Select the lines that hold the word "this" and copy each one.

(Records about charts and figures)
-- Begin --
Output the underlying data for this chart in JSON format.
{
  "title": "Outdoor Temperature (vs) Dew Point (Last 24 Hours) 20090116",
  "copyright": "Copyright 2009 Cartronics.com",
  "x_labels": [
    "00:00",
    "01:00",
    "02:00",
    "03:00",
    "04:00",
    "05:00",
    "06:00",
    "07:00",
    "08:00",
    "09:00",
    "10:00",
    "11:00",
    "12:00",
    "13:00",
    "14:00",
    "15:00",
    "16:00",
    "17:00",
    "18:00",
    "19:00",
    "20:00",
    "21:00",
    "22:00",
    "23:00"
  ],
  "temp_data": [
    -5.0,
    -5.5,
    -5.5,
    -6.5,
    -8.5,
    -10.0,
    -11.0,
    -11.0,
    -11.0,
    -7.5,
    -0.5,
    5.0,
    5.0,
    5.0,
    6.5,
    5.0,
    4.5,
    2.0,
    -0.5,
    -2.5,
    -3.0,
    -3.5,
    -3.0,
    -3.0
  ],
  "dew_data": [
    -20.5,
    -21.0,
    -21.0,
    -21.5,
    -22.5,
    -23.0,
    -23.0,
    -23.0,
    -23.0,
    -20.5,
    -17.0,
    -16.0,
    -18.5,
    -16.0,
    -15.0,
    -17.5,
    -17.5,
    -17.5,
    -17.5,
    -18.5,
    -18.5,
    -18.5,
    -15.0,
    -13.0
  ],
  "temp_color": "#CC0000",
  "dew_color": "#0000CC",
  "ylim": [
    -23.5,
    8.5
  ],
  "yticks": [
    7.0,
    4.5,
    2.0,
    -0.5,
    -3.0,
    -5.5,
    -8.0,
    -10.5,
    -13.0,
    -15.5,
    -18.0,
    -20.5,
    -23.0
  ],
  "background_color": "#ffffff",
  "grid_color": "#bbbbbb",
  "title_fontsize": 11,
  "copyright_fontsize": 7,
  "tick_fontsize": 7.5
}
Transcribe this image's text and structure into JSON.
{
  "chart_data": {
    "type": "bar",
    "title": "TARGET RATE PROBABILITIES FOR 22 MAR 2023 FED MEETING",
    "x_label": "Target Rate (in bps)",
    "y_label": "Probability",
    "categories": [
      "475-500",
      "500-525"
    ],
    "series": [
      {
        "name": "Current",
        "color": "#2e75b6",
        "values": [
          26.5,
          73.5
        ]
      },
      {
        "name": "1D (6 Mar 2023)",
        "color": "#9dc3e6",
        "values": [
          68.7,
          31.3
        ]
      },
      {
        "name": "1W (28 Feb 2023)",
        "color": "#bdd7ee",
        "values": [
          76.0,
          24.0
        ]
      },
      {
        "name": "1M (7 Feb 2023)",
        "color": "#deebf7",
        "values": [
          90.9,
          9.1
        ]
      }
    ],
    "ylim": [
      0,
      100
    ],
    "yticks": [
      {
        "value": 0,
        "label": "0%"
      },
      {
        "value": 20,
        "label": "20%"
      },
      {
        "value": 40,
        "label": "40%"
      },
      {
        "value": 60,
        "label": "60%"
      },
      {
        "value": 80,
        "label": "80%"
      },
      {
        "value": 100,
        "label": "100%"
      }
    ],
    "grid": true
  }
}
-- End --
(THE COMPLETED TASK)
Output the underlying data for this chart in JSON format.
Transcribe this image's text and structure into JSON.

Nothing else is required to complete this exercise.